> [Reading text]
#####

Giving a lot of thought to the predicament, in 1798, Sakthan Thampuran united 10 temples, situated in and around the Vadakkuannathan Temple in a bid to organize a mass pooram. He made an invitation to all the temples to come with their residing deities to pay homage to Lord Vadakkuannathan.  He divided the temples into two groups – that of, “Paramekkavu side” and “Thiruvambady side”. Other than Paramekkavu Bagavathy; the Paramekkavu side had the following – Pookattikkara-Karamukku Baghavathy, Choorakattukara Baghavathy, Chempukkavu Baghavathy, and Panemukkumpilly Sastha.


The Thiruvambady side too apart from having the Thiruvambady Baghavathy had the following – Ayyanthole Baghavathy, Nethilakkavu Baghavathy, Laloor bagavathy, Kanimangalam Sastha.


It was decided that the Vadakkuannathan Temple will be at the center of all the Poorams. All the temples will be sending their deities to pay homage to the great Lord Shiva, who was the presiding deity of Vadakkuannathan Temple. It was the Thampuran who had chalked out the Thrissur Pooram in great details.



  • The Flag Hoisting Ceremony


The ceremonial flag hoisting marks the beginning of the festivities. This is known as the Kodiyettam.  The flags are also hoisted at the Naduvilal and Naikkanal in Thrissur City.

#####

> [Entries provided]

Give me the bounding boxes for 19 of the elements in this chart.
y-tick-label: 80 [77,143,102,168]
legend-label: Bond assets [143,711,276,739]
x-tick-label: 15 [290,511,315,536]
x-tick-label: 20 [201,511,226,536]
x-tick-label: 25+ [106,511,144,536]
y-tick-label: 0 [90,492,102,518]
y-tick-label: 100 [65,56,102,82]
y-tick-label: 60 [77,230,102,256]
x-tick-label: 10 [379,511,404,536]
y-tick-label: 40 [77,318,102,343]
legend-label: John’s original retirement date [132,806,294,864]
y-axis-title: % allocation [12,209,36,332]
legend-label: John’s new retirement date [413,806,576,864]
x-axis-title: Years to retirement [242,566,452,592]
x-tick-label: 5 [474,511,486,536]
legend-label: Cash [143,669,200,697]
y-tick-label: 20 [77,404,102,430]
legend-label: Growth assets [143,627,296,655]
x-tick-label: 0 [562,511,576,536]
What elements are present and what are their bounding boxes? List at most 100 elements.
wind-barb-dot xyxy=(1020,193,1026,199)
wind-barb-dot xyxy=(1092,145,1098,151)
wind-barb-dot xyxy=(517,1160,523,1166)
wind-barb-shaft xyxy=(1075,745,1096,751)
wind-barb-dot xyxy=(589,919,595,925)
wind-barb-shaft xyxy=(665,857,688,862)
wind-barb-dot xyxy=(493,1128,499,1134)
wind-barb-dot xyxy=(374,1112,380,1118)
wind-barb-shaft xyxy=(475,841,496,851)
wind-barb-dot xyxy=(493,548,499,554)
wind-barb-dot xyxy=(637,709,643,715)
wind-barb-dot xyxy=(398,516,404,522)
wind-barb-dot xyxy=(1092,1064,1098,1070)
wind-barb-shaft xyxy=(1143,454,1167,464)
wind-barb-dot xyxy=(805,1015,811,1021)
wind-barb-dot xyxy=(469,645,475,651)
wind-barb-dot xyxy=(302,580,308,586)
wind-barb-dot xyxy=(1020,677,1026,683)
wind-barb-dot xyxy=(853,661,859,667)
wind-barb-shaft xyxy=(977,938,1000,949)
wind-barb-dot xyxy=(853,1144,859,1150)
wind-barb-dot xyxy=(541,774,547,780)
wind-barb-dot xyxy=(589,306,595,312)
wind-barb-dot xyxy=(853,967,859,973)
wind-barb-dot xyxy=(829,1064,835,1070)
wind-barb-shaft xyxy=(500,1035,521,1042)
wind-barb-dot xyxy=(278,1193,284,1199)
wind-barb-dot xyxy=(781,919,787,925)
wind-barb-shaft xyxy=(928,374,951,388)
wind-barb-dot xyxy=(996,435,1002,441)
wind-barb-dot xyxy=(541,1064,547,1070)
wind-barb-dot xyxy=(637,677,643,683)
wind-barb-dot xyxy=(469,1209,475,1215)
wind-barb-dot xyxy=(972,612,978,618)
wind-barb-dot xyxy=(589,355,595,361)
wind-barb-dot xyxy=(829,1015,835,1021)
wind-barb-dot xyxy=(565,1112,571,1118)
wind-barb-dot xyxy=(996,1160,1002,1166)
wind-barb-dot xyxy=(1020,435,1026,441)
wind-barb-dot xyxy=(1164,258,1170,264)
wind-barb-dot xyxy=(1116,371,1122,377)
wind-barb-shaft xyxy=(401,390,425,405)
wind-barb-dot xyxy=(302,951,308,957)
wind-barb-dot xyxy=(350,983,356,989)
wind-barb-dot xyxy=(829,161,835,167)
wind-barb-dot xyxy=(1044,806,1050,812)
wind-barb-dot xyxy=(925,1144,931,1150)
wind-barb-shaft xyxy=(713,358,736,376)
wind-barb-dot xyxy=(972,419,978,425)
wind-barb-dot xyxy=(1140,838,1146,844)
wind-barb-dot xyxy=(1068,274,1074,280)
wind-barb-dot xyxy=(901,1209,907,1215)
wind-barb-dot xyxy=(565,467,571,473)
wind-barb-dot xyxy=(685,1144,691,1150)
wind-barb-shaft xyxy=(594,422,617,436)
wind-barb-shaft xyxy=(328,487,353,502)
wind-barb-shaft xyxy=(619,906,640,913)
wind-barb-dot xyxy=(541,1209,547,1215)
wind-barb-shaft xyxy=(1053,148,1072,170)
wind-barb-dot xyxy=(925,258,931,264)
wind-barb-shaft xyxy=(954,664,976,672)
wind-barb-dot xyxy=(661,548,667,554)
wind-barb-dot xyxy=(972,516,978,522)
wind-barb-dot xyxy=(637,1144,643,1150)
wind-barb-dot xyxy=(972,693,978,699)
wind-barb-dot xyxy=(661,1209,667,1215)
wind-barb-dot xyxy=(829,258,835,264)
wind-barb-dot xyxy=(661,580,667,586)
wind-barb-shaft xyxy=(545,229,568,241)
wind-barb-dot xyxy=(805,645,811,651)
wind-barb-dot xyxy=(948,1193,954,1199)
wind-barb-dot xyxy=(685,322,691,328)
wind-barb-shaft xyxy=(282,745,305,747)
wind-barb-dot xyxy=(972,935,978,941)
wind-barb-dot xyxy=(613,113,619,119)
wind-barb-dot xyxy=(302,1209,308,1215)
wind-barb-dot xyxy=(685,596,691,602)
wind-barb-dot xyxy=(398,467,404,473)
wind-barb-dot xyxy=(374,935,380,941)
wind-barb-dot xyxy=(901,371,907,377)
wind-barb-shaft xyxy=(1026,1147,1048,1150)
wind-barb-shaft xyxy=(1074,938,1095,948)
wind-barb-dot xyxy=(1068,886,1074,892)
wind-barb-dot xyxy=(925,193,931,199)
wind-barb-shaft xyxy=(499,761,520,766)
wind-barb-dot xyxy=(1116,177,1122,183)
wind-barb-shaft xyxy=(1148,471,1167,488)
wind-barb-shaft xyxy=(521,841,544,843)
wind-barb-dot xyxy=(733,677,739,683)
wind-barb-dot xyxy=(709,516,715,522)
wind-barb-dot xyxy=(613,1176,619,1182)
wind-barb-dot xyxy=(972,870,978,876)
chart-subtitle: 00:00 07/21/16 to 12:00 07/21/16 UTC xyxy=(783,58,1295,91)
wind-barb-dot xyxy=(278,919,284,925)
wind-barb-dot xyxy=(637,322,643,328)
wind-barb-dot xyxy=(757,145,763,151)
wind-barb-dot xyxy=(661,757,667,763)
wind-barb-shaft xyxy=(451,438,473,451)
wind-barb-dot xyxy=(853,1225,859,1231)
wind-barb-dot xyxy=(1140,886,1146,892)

#####

> [Exercise requirements]
a) According to the Thrissur Pooram text, what is the ceremonial flag hoisting called?
b) Rewrite the part of the Thrissur Pooram text starting with "The Thiruvambady side" and going on through "in Thrissur City.", replacing "festivities" with "celebrations".
The items have no connection to the text about Thrissur Pooram.

> [Exercise answers]
a) It is called the Kodiyettam.

b)
The Thiruvambady side too apart from having the Thiruvambady Baghavathy had the following – Ayyanthole Baghavathy, Nethilakkavu Baghavathy, Laloor bagavathy, Kanimangalam Sastha.


It was decided that the Vadakkuannathan Temple will be at the center of all the Poorams. All the temples will be sending their deities to pay homage to the great Lord Shiva, who was the presiding deity of Vadakkuannathan Temple. It was the Thampuran who had chalked out the Thrissur Pooram in great details.



  • The Flag Hoisting Ceremony


The ceremonial flag hoisting marks the beginning of the celebrations. This is known as the Kodiyettam.  The flags are also hoisted at the Naduvilal and Naikkanal in Thrissur City.